| TASK BRIEF |
Restate the records in their entirety, word for word.
— Begin —
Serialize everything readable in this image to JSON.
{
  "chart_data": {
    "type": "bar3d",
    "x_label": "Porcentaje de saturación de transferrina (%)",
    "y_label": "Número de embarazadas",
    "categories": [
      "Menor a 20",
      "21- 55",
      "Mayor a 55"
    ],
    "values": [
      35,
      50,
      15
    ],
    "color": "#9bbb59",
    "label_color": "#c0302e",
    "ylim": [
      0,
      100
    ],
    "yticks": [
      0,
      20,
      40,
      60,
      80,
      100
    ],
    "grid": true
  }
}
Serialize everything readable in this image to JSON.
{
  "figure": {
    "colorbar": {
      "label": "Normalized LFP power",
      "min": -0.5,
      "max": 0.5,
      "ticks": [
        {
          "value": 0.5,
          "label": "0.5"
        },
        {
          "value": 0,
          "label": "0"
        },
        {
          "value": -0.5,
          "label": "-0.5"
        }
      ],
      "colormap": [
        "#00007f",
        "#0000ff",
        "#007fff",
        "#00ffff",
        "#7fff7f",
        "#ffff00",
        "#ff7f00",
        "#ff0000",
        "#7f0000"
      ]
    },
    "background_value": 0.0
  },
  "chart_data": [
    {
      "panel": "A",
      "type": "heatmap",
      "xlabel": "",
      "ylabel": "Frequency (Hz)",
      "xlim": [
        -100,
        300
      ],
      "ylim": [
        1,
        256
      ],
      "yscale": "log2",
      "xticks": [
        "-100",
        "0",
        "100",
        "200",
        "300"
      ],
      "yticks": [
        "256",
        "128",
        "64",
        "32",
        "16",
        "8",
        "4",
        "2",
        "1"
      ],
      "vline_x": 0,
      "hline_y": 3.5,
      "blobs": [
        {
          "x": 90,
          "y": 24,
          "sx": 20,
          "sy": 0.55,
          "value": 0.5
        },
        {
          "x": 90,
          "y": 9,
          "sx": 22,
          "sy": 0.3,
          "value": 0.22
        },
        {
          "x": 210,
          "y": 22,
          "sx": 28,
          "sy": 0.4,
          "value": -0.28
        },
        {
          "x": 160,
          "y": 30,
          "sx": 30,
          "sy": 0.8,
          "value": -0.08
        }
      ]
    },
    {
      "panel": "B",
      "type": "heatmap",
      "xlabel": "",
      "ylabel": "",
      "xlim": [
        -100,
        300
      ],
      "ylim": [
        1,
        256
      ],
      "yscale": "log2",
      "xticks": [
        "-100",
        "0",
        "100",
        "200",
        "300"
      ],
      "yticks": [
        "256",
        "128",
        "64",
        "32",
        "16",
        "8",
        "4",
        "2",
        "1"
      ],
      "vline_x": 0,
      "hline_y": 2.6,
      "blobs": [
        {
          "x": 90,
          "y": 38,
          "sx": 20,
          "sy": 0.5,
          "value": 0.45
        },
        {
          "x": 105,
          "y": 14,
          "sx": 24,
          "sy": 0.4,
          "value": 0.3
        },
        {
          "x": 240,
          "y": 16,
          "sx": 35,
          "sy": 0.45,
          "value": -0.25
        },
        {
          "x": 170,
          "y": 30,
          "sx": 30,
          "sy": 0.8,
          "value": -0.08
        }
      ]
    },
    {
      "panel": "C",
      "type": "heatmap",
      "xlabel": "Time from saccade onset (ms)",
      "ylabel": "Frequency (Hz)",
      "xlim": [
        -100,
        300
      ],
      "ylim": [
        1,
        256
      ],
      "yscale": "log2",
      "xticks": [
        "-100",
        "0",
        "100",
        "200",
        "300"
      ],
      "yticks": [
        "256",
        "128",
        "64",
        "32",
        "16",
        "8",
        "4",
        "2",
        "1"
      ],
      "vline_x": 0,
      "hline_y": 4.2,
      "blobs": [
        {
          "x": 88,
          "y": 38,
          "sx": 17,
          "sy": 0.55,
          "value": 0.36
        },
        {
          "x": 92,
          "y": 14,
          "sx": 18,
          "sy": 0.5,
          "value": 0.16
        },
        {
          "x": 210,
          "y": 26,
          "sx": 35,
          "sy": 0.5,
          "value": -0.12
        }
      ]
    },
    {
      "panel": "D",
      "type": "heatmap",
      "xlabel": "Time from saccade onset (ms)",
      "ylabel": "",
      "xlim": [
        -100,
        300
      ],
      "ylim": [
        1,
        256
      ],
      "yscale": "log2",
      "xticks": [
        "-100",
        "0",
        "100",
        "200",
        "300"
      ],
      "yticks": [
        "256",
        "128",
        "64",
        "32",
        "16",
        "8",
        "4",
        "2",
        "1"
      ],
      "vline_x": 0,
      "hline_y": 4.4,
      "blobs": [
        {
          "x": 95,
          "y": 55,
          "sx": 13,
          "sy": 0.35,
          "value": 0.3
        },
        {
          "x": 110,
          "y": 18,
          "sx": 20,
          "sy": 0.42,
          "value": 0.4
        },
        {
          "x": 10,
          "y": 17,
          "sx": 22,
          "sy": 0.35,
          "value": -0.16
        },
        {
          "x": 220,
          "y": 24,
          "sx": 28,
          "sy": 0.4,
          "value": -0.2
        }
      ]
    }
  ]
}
— End —
| THE ANSWER |
Serialize everything readable in this image to JSON.
{
  "chart_data": {
    "type": "bar3d",
    "x_label": "Porcentaje de saturación de transferrina (%)",
    "y_label": "Número de embarazadas",
    "categories": [
      "Menor a 20",
      "21- 55",
      "Mayor a 55"
    ],
    "values": [
      35,
      50,
      15
    ],
    "color": "#9bbb59",
    "label_color": "#c0302e",
    "ylim": [
      0,
      100
    ],
    "yticks": [
      0,
      20,
      40,
      60,
      80,
      100
    ],
    "grid": true
  }
}
Serialize everything readable in this image to JSON.
{
  "figure": {
    "colorbar": {
      "label": "Normalized LFP power",
      "min": -0.5,
      "max": 0.5,
      "ticks": [
        {
          "value": 0.5,
          "label": "0.5"
        },
        {
          "value": 0,
          "label": "0"
        },
        {
          "value": -0.5,
          "label": "-0.5"
        }
      ],
      "colormap": [
        "#00007f",
        "#0000ff",
        "#007fff",
        "#00ffff",
        "#7fff7f",
        "#ffff00",
        "#ff7f00",
        "#ff0000",
        "#7f0000"
      ]
    },
    "background_value": 0.0
  },
  "chart_data": [
    {
      "panel": "A",
      "type": "heatmap",
      "xlabel": "",
      "ylabel": "Frequency (Hz)",
      "xlim": [
        -100,
        300
      ],
      "ylim": [
        1,
        256
      ],
      "yscale": "log2",
      "xticks": [
        "-100",
        "0",
        "100",
        "200",
        "300"
      ],
      "yticks": [
        "256",
        "128",
        "64",
        "32",
        "16",
        "8",
        "4",
        "2",
        "1"
      ],
      "vline_x": 0,
      "hline_y": 3.5,
      "blobs": [
        {
          "x": 90,
          "y": 24,
          "sx": 20,
          "sy": 0.55,
          "value": 0.5
        },
        {
          "x": 90,
          "y": 9,
          "sx": 22,
          "sy": 0.3,
          "value": 0.22
        },
        {
          "x": 210,
          "y": 22,
          "sx": 28,
          "sy": 0.4,
          "value": -0.28
        },
        {
          "x": 160,
          "y": 30,
          "sx": 30,
          "sy": 0.8,
          "value": -0.08
        }
      ]
    },
    {
      "panel": "B",
      "type": "heatmap",
      "xlabel": "",
      "ylabel": "",
      "xlim": [
        -100,
        300
      ],
      "ylim": [
        1,
        256
      ],
      "yscale": "log2",
      "xticks": [
        "-100",
        "0",
        "100",
        "200",
        "300"
      ],
      "yticks": [
        "256",
        "128",
        "64",
        "32",
        "16",
        "8",
        "4",
        "2",
        "1"
      ],
      "vline_x": 0,
      "hline_y": 2.6,
      "blobs": [
        {
          "x": 90,
          "y": 38,
          "sx": 20,
          "sy": 0.5,
          "value": 0.45
        },
        {
          "x": 105,
          "y": 14,
          "sx": 24,
          "sy": 0.4,
          "value": 0.3
        },
        {
          "x": 240,
          "y": 16,
          "sx": 35,
          "sy": 0.45,
          "value": -0.25
        },
        {
          "x": 170,
          "y": 30,
          "sx": 30,
          "sy": 0.8,
          "value": -0.08
        }
      ]
    },
    {
      "panel": "C",
      "type": "heatmap",
      "xlabel": "Time from saccade onset (ms)",
      "ylabel": "Frequency (Hz)",
      "xlim": [
        -100,
        300
      ],
      "ylim": [
        1,
        256
      ],
      "yscale": "log2",
      "xticks": [
        "-100",
        "0",
        "100",
        "200",
        "300"
      ],
      "yticks": [
        "256",
        "128",
        "64",
        "32",
        "16",
        "8",
        "4",
        "2",
        "1"
      ],
      "vline_x": 0,
      "hline_y": 4.2,
      "blobs": [
        {
          "x": 88,
          "y": 38,
          "sx": 17,
          "sy": 0.55,
          "value": 0.36
        },
        {
          "x": 92,
          "y": 14,
          "sx": 18,
          "sy": 0.5,
          "value": 0.16
        },
        {
          "x": 210,
          "y": 26,
          "sx": 35,
          "sy": 0.5,
          "value": -0.12
        }
      ]
    },
    {
      "panel": "D",
      "type": "heatmap",
      "xlabel": "Time from saccade onset (ms)",
      "ylabel": "",
      "xlim": [
        -100,
        300
      ],
      "ylim": [
        1,
        256
      ],
      "yscale": "log2",
      "xticks": [
        "-100",
        "0",
        "100",
        "200",
        "300"
      ],
      "yticks": [
        "256",
        "128",
        "64",
        "32",
        "16",
        "8",
        "4",
        "2",
        "1"
      ],
      "vline_x": 0,
      "hline_y": 4.4,
      "blobs": [
        {
          "x": 95,
          "y": 55,
          "sx": 13,
          "sy": 0.35,
          "value": 0.3
        },
        {
          "x": 110,
          "y": 18,
          "sx": 20,
          "sy": 0.42,
          "value": 0.4
        },
        {
          "x": 10,
          "y": 17,
          "sx": 22,
          "sy": 0.35,
          "value": -0.16
        },
        {
          "x": 220,
          "y": 24,
          "sx": 28,
          "sy": 0.4,
          "value": -0.2
        }
      ]
    }
  ]
}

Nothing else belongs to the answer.